Below are records. Copy every line with "document" in it.
--- START Data listing ---
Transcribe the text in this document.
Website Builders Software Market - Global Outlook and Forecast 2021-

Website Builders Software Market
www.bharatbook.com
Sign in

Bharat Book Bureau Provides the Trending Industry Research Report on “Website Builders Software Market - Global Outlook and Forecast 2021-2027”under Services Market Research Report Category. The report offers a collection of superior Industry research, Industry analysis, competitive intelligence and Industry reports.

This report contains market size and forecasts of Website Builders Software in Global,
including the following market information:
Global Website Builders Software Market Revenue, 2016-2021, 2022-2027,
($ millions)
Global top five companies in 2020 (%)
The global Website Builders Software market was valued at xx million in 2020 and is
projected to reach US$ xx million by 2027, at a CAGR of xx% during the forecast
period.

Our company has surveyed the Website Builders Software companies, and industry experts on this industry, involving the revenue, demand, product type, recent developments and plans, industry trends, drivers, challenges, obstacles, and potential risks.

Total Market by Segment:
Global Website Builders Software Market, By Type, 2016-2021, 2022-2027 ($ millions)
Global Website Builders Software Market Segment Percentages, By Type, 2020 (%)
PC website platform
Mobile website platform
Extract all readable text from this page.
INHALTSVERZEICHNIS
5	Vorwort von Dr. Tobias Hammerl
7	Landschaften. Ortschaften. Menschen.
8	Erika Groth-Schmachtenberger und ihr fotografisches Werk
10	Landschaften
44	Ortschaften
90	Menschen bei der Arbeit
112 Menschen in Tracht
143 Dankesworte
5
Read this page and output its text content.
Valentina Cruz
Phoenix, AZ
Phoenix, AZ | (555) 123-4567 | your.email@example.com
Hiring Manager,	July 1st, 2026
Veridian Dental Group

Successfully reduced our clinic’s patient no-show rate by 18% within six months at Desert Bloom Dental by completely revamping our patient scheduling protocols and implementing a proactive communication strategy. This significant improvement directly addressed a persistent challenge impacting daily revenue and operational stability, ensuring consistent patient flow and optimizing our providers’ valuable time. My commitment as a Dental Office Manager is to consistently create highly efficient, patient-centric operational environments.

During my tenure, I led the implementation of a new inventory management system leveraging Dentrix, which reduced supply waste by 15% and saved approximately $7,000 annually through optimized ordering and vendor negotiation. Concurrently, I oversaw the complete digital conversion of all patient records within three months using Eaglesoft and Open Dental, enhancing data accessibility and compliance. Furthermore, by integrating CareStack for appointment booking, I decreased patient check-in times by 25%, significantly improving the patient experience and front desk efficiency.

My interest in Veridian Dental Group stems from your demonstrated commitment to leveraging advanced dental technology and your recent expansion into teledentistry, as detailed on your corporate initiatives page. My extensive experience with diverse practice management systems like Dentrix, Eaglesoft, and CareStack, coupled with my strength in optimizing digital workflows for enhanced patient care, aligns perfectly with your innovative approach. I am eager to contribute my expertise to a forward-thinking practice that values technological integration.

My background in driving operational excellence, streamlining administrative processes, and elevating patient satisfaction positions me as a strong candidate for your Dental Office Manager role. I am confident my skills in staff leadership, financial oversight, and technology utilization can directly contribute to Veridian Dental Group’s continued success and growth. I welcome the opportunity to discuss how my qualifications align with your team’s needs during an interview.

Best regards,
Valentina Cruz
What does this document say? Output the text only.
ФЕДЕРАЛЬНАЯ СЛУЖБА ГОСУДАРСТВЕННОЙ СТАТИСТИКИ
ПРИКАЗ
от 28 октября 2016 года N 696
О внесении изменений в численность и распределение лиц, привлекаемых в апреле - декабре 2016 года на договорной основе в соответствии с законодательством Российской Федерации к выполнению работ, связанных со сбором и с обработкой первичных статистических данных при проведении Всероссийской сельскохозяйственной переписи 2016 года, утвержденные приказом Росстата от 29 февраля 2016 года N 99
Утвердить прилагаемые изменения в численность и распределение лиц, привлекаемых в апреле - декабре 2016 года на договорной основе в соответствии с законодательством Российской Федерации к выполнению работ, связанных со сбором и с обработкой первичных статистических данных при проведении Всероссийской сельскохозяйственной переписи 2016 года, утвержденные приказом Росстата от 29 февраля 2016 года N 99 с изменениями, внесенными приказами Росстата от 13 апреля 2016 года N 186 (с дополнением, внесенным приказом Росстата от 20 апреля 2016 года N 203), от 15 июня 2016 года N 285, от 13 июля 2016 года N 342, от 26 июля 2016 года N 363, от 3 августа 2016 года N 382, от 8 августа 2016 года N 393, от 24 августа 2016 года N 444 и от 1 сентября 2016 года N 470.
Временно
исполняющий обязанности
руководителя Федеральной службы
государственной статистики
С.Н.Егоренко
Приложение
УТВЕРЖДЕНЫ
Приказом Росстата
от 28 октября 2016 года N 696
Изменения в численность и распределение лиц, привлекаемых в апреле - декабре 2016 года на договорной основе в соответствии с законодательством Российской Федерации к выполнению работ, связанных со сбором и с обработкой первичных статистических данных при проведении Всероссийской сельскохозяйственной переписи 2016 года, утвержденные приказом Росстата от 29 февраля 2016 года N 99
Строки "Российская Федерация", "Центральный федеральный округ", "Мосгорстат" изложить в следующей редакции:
--- END Data listing ---
● Complete answer:
Transcribe the text in this document.
What does this document say? Output the text only.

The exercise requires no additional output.